◆ **WRITTEN REQUEST**:
Omit images. Retype all entries verbatim.

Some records

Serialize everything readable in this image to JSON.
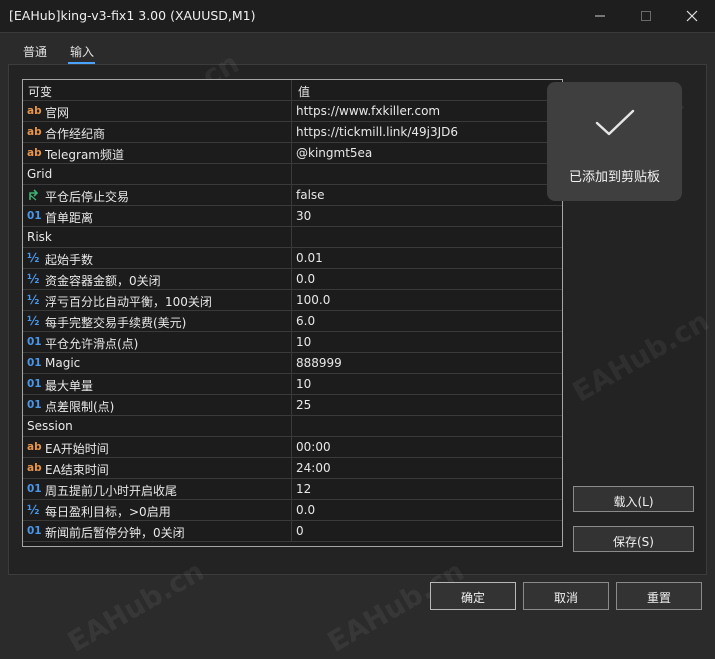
{
  "window": {
    "title": "[EAHub]king-v3-fix1 3.00 (XAUUSD,M1)"
  },
  "tabs": [
    {
      "label": "普通"
    },
    {
      "label": "输入"
    }
  ],
  "table": {
    "col_variable": "可变",
    "col_value": "值",
    "rows": [
      {
        "type": "string",
        "icon": "ab",
        "name": "官网",
        "value": "https://www.fxkiller.com"
      },
      {
        "type": "string",
        "icon": "ab",
        "name": "合作经纪商",
        "value": "https://tickmill.link/49j3JD6"
      },
      {
        "type": "string",
        "icon": "ab",
        "name": "Telegram频道",
        "value": "@kingmt5ea"
      },
      {
        "type": "group",
        "name": "Grid",
        "value": ""
      },
      {
        "type": "bool",
        "icon": "",
        "name": "平仓后停止交易",
        "value": "false"
      },
      {
        "type": "int",
        "icon": "01",
        "name": "首单距离",
        "value": "30"
      },
      {
        "type": "group",
        "name": "Risk",
        "value": ""
      },
      {
        "type": "double",
        "icon": "½",
        "name": "起始手数",
        "value": "0.01"
      },
      {
        "type": "double",
        "icon": "½",
        "name": "资金容器金额，0关闭",
        "value": "0.0"
      },
      {
        "type": "double",
        "icon": "½",
        "name": "浮亏百分比自动平衡，100关闭",
        "value": "100.0"
      },
      {
        "type": "double",
        "icon": "½",
        "name": "每手完整交易手续费(美元)",
        "value": "6.0"
      },
      {
        "type": "int",
        "icon": "01",
        "name": "平仓允许滑点(点)",
        "value": "10"
      },
      {
        "type": "int",
        "icon": "01",
        "name": "Magic",
        "value": "888999"
      },
      {
        "type": "int",
        "icon": "01",
        "name": "最大单量",
        "value": "10"
      },
      {
        "type": "int",
        "icon": "01",
        "name": "点差限制(点)",
        "value": "25"
      },
      {
        "type": "group",
        "name": "Session",
        "value": ""
      },
      {
        "type": "string",
        "icon": "ab",
        "name": "EA开始时间",
        "value": "00:00"
      },
      {
        "type": "string",
        "icon": "ab",
        "name": "EA结束时间",
        "value": "24:00"
      },
      {
        "type": "int",
        "icon": "01",
        "name": "周五提前几小时开启收尾",
        "value": "12"
      },
      {
        "type": "double",
        "icon": "½",
        "name": "每日盈利目标，>0启用",
        "value": "0.0"
      },
      {
        "type": "int",
        "icon": "01",
        "name": "新闻前后暂停分钟，0关闭",
        "value": "0"
      }
    ]
  },
  "toast": {
    "message": "已添加到剪贴板"
  },
  "buttons": {
    "load": "载入(L)",
    "save": "保存(S)",
    "ok": "确定",
    "cancel": "取消",
    "reset": "重置"
  },
  "watermark": "EAHub.cn"
}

◆ **WRITTEN ANSWER**:
Serialize everything readable in this image to JSON.
{
  "window": {
    "title": "[EAHub]king-v3-fix1 3.00 (XAUUSD,M1)"
  },
  "tabs": [
    {
      "label": "普通"
    },
    {
      "label": "输入"
    }
  ],
  "table": {
    "col_variable": "可变",
    "col_value": "值",
    "rows": [
      {
        "type": "string",
        "icon": "ab",
        "name": "官网",
        "value": "https://www.fxkiller.com"
      },
      {
        "type": "string",
        "icon": "ab",
        "name": "合作经纪商",
        "value": "https://tickmill.link/49j3JD6"
      },
      {
        "type": "string",
        "icon": "ab",
        "name": "Telegram频道",
        "value": "@kingmt5ea"
      },
      {
        "type": "group",
        "name": "Grid",
        "value": ""
      },
      {
        "type": "bool",
        "icon": "",
        "name": "平仓后停止交易",
        "value": "false"
      },
      {
        "type": "int",
        "icon": "01",
        "name": "首单距离",
        "value": "30"
      },
      {
        "type": "group",
        "name": "Risk",
        "value": ""
      },
      {
        "type": "double",
        "icon": "½",
        "name": "起始手数",
        "value": "0.01"
      },
      {
        "type": "double",
        "icon": "½",
        "name": "资金容器金额，0关闭",
        "value": "0.0"
      },
      {
        "type": "double",
        "icon": "½",
        "name": "浮亏百分比自动平衡，100关闭",
        "value": "100.0"
      },
      {
        "type": "double",
        "icon": "½",
        "name": "每手完整交易手续费(美元)",
        "value": "6.0"
      },
      {
        "type": "int",
        "icon": "01",
        "name": "平仓允许滑点(点)",
        "value": "10"
      },
      {
        "type": "int",
        "icon": "01",
        "name": "Magic",
        "value": "888999"
      },
      {
        "type": "int",
        "icon": "01",
        "name": "最大单量",
        "value": "10"
      },
      {
        "type": "int",
        "icon": "01",
        "name": "点差限制(点)",
        "value": "25"
      },
      {
        "type": "group",
        "name": "Session",
        "value": ""
      },
      {
        "type": "string",
        "icon": "ab",
        "name": "EA开始时间",
        "value": "00:00"
      },
      {
        "type": "string",
        "icon": "ab",
        "name": "EA结束时间",
        "value": "24:00"
      },
      {
        "type": "int",
        "icon": "01",
        "name": "周五提前几小时开启收尾",
        "value": "12"
      },
      {
        "type": "double",
        "icon": "½",
        "name": "每日盈利目标，>0启用",
        "value": "0.0"
      },
      {
        "type": "int",
        "icon": "01",
        "name": "新闻前后暂停分钟，0关闭",
        "value": "0"
      }
    ]
  },
  "toast": {
    "message": "已添加到剪贴板"
  },
  "buttons": {
    "load": "载入(L)",
    "save": "保存(S)",
    "ok": "确定",
    "cancel": "取消",
    "reset": "重置"
  },
  "watermark": "EAHub.cn"
}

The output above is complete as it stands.